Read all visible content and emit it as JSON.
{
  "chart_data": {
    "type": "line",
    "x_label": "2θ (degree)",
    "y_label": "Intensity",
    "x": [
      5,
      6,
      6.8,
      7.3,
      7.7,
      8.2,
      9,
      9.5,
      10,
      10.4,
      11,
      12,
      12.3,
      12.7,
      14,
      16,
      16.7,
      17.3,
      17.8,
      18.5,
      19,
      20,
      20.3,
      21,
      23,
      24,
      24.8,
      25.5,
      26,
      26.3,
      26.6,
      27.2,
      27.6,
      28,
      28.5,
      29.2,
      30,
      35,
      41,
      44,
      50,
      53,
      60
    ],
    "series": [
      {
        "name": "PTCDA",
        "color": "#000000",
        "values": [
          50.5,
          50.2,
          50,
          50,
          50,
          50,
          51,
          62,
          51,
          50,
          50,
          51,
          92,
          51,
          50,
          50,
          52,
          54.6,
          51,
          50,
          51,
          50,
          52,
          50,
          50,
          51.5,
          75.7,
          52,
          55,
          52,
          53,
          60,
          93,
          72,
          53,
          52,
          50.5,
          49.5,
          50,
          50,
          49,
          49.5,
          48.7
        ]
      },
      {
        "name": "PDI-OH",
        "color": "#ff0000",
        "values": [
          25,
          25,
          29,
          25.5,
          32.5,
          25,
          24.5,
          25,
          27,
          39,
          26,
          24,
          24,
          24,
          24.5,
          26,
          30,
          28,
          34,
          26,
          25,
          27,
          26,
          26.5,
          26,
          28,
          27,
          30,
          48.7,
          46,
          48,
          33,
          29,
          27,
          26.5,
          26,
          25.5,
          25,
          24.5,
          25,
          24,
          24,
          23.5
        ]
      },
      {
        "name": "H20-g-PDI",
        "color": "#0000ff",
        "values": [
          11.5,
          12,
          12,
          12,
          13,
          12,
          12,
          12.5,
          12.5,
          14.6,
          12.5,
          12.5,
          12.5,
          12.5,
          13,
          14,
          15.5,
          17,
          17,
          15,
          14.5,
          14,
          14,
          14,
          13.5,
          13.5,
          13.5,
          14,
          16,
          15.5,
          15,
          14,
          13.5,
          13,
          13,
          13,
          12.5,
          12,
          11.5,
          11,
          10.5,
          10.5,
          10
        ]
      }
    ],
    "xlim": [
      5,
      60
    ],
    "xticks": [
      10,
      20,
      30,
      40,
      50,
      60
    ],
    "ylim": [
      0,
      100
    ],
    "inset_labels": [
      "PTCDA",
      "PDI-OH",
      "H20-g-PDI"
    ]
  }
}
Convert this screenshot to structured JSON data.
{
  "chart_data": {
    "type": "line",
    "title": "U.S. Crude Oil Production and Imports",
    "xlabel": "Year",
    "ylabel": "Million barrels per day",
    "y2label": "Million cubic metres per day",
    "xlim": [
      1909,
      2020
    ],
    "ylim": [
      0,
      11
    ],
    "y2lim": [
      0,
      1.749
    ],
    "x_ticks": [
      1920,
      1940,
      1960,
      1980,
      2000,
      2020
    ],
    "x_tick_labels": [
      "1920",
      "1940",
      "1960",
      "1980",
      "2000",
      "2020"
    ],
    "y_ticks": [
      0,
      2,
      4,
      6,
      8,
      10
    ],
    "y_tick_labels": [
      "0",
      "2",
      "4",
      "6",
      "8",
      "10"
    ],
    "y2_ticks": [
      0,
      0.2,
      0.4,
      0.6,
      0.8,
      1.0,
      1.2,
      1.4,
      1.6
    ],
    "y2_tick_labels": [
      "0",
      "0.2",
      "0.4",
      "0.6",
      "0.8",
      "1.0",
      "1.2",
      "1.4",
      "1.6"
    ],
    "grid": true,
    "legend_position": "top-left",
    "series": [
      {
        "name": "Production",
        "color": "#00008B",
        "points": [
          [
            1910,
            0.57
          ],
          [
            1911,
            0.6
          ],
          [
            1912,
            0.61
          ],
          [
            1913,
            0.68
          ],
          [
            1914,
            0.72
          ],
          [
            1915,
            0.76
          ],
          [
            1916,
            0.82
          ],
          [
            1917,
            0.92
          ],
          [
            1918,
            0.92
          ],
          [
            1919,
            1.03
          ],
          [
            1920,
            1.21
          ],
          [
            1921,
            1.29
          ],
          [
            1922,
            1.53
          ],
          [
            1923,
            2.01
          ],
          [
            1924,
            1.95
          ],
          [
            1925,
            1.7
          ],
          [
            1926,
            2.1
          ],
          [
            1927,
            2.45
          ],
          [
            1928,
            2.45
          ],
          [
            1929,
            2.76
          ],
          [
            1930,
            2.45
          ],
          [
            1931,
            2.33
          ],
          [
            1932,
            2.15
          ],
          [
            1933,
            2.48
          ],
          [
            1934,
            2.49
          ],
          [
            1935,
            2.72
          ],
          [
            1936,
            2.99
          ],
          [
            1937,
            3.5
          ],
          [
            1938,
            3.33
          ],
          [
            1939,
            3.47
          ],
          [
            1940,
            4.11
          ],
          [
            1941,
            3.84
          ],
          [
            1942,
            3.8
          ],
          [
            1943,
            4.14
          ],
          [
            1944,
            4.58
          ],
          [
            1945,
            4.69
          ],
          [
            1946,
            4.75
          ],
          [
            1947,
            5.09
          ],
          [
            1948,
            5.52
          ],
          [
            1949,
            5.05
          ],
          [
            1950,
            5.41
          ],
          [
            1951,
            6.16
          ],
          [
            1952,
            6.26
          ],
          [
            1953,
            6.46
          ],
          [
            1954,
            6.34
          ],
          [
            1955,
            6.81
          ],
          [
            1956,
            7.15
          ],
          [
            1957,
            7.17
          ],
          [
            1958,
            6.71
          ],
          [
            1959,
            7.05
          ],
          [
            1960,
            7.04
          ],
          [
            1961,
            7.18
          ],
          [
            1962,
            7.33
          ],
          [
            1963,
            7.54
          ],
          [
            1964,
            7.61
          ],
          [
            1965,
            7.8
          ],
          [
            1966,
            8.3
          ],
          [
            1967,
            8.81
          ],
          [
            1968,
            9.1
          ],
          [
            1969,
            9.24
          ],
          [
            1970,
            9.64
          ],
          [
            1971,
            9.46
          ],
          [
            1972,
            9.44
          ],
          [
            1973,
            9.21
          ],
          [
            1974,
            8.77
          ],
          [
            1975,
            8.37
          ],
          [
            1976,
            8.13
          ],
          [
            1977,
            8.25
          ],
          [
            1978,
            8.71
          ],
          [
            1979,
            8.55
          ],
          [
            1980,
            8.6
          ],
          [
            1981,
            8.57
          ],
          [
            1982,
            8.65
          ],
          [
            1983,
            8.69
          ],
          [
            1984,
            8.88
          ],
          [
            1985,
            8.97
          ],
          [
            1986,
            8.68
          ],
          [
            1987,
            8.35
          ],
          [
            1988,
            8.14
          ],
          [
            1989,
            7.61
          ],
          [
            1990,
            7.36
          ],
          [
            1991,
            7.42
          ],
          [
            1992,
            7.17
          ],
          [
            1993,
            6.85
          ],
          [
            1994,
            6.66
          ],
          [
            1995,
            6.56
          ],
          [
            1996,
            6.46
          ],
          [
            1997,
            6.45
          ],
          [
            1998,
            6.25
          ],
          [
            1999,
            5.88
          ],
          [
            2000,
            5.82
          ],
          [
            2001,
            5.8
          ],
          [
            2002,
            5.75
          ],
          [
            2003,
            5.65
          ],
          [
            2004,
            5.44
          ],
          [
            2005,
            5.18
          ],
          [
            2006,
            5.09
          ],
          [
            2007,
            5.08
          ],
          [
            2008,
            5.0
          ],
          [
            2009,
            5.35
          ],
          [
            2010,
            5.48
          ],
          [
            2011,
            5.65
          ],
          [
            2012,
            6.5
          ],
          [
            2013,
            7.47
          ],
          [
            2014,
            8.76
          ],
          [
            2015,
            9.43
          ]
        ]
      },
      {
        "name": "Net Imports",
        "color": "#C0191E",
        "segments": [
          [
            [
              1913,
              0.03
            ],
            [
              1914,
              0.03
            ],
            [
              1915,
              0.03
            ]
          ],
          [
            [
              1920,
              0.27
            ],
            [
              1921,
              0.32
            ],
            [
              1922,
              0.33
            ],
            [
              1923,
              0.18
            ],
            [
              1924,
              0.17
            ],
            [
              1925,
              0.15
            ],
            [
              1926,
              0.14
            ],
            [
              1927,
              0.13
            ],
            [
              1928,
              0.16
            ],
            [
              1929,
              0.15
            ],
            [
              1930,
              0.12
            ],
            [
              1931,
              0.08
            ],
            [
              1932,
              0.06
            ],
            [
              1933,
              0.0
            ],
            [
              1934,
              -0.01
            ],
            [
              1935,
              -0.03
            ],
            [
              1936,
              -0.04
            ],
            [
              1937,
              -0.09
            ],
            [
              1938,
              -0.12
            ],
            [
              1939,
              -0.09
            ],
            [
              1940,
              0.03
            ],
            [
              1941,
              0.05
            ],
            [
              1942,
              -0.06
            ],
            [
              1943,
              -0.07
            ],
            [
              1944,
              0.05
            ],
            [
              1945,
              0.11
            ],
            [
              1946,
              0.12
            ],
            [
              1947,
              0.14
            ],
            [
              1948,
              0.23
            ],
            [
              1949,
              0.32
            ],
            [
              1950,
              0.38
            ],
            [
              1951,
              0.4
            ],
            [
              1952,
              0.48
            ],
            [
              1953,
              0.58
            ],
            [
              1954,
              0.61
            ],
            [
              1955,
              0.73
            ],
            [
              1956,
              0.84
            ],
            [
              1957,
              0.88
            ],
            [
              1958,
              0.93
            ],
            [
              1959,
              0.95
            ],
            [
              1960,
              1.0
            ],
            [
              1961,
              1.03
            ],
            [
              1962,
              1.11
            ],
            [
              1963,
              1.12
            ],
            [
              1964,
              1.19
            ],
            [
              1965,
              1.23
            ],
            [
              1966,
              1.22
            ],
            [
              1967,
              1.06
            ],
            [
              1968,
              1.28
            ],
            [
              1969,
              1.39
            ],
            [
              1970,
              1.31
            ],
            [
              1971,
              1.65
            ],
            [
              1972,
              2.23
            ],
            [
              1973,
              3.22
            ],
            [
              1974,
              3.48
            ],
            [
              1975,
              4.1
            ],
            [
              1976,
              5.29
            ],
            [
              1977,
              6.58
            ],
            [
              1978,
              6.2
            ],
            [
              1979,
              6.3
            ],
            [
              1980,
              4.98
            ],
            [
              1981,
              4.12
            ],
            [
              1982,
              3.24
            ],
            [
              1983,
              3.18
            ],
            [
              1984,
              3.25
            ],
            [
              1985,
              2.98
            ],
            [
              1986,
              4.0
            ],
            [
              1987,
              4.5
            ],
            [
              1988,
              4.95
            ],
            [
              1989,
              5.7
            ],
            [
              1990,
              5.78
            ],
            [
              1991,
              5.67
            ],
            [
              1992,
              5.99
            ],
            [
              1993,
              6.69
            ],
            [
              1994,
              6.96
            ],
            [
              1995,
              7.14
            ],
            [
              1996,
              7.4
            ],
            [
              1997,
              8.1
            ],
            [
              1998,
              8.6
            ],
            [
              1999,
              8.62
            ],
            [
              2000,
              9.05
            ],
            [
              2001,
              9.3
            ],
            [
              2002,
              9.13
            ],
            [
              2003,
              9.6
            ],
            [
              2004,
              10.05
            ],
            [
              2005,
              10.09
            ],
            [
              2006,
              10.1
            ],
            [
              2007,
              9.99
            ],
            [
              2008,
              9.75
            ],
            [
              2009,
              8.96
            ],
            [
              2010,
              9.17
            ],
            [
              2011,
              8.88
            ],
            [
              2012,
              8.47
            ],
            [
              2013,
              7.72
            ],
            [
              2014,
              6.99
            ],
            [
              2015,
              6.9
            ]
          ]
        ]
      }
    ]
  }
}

** PROMPT **
Scan the material above. Return every line containing the string "JSON".

** WORKED ANSWER **
Read all visible content and emit it as JSON.
Convert this screenshot to structured JSON data.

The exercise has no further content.